PROVIDED MATERIAL —
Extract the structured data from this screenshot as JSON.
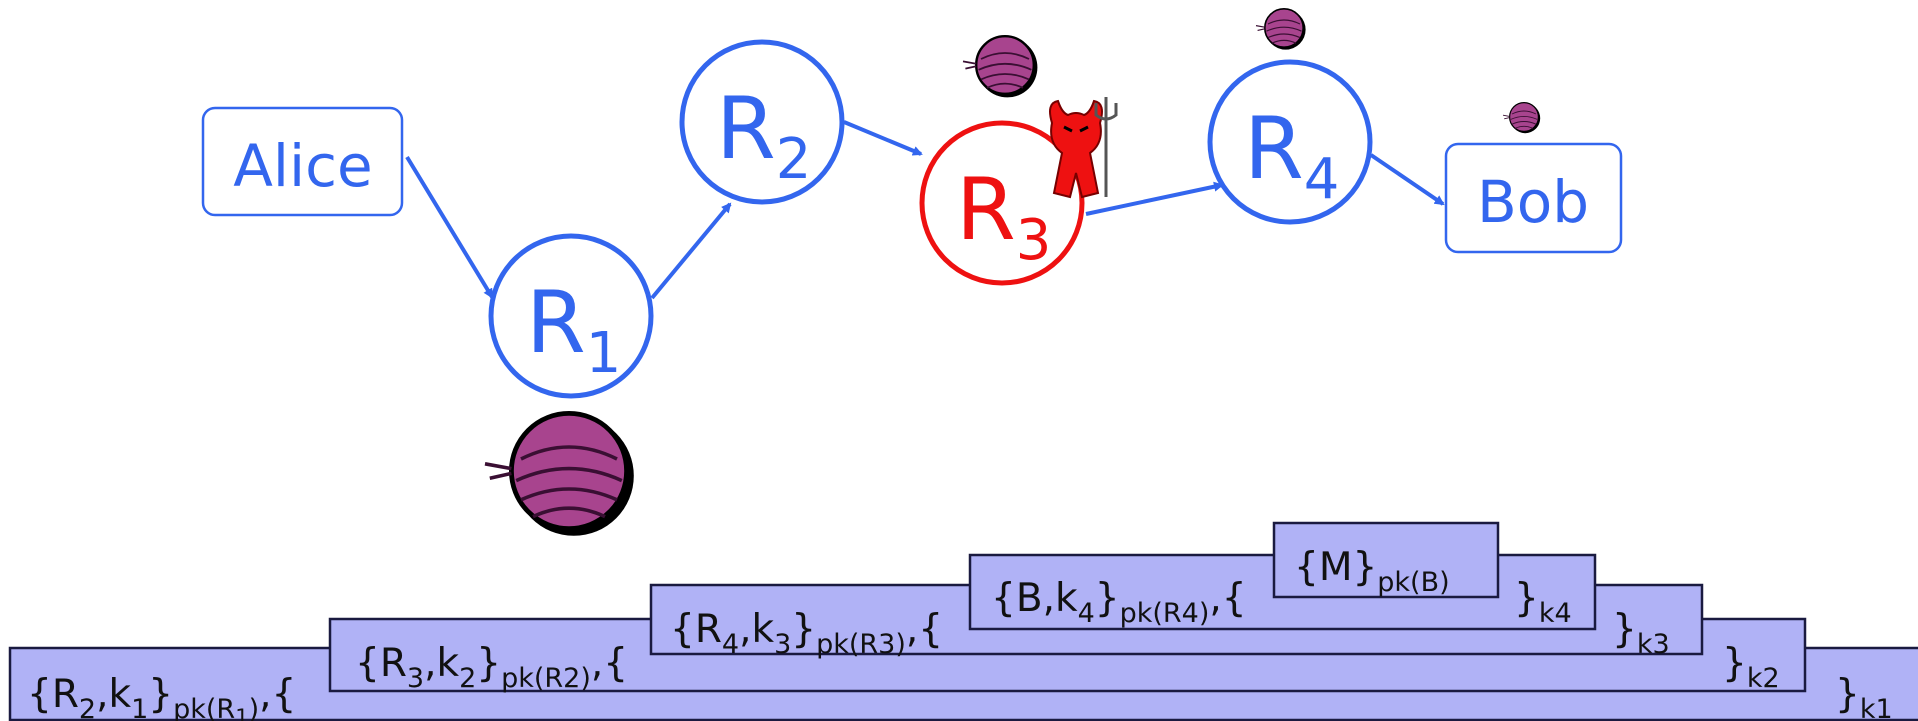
{
  "nodes": [
    {
      "label": "Alice"
    },
    {
      "label": "R",
      "sub": "1"
    },
    {
      "label": "R",
      "sub": "2"
    },
    {
      "label": "R",
      "sub": "3"
    },
    {
      "label": "R",
      "sub": "4"
    },
    {
      "label": "Bob"
    }
  ],
  "layers": [
    {
      "open": [
        {
          "text": "{R"
        },
        {
          "text": "2",
          "level": 1
        },
        {
          "text": ",k"
        },
        {
          "text": "1",
          "level": 1
        },
        {
          "text": "}"
        },
        {
          "text": "pk(R",
          "level": 1
        },
        {
          "text": "1",
          "level": 2
        },
        {
          "text": ")",
          "level": 1
        },
        {
          "text": ",{"
        }
      ],
      "close": [
        {
          "text": "}"
        },
        {
          "text": "k1",
          "level": 1
        }
      ]
    },
    {
      "open": [
        {
          "text": "{R"
        },
        {
          "text": "3",
          "level": 1
        },
        {
          "text": ",k"
        },
        {
          "text": "2",
          "level": 1
        },
        {
          "text": "}"
        },
        {
          "text": "pk(R2)",
          "level": 1
        },
        {
          "text": ",{"
        }
      ],
      "close": [
        {
          "text": "}"
        },
        {
          "text": "k2",
          "level": 1
        }
      ]
    },
    {
      "open": [
        {
          "text": "{R"
        },
        {
          "text": "4",
          "level": 1
        },
        {
          "text": ",k"
        },
        {
          "text": "3",
          "level": 1
        },
        {
          "text": "}"
        },
        {
          "text": "pk(R3)",
          "level": 1
        },
        {
          "text": ",{"
        }
      ],
      "close": [
        {
          "text": "}"
        },
        {
          "text": "k3",
          "level": 1
        }
      ]
    },
    {
      "open": [
        {
          "text": "{B,k"
        },
        {
          "text": "4",
          "level": 1
        },
        {
          "text": "}"
        },
        {
          "text": "pk(R4)",
          "level": 1
        },
        {
          "text": ",{"
        }
      ],
      "close": [
        {
          "text": "}"
        },
        {
          "text": "k4",
          "level": 1
        }
      ]
    },
    {
      "open": [
        {
          "text": "{M}"
        },
        {
          "text": "pk(B)",
          "level": 1
        }
      ]
    }
  ]
}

TASK STATEMENT —
Take the listing above and restate it word for word, without its pictures.

RESULT OF THE EXERCISE —
Extract the structured data from this screenshot as JSON.
{
  "nodes": [
    {
      "label": "Alice"
    },
    {
      "label": "R",
      "sub": "1"
    },
    {
      "label": "R",
      "sub": "2"
    },
    {
      "label": "R",
      "sub": "3"
    },
    {
      "label": "R",
      "sub": "4"
    },
    {
      "label": "Bob"
    }
  ],
  "layers": [
    {
      "open": [
        {
          "text": "{R"
        },
        {
          "text": "2",
          "level": 1
        },
        {
          "text": ",k"
        },
        {
          "text": "1",
          "level": 1
        },
        {
          "text": "}"
        },
        {
          "text": "pk(R",
          "level": 1
        },
        {
          "text": "1",
          "level": 2
        },
        {
          "text": ")",
          "level": 1
        },
        {
          "text": ",{"
        }
      ],
      "close": [
        {
          "text": "}"
        },
        {
          "text": "k1",
          "level": 1
        }
      ]
    },
    {
      "open": [
        {
          "text": "{R"
        },
        {
          "text": "3",
          "level": 1
        },
        {
          "text": ",k"
        },
        {
          "text": "2",
          "level": 1
        },
        {
          "text": "}"
        },
        {
          "text": "pk(R2)",
          "level": 1
        },
        {
          "text": ",{"
        }
      ],
      "close": [
        {
          "text": "}"
        },
        {
          "text": "k2",
          "level": 1
        }
      ]
    },
    {
      "open": [
        {
          "text": "{R"
        },
        {
          "text": "4",
          "level": 1
        },
        {
          "text": ",k"
        },
        {
          "text": "3",
          "level": 1
        },
        {
          "text": "}"
        },
        {
          "text": "pk(R3)",
          "level": 1
        },
        {
          "text": ",{"
        }
      ],
      "close": [
        {
          "text": "}"
        },
        {
          "text": "k3",
          "level": 1
        }
      ]
    },
    {
      "open": [
        {
          "text": "{B,k"
        },
        {
          "text": "4",
          "level": 1
        },
        {
          "text": "}"
        },
        {
          "text": "pk(R4)",
          "level": 1
        },
        {
          "text": ",{"
        }
      ],
      "close": [
        {
          "text": "}"
        },
        {
          "text": "k4",
          "level": 1
        }
      ]
    },
    {
      "open": [
        {
          "text": "{M}"
        },
        {
          "text": "pk(B)",
          "level": 1
        }
      ]
    }
  ]
}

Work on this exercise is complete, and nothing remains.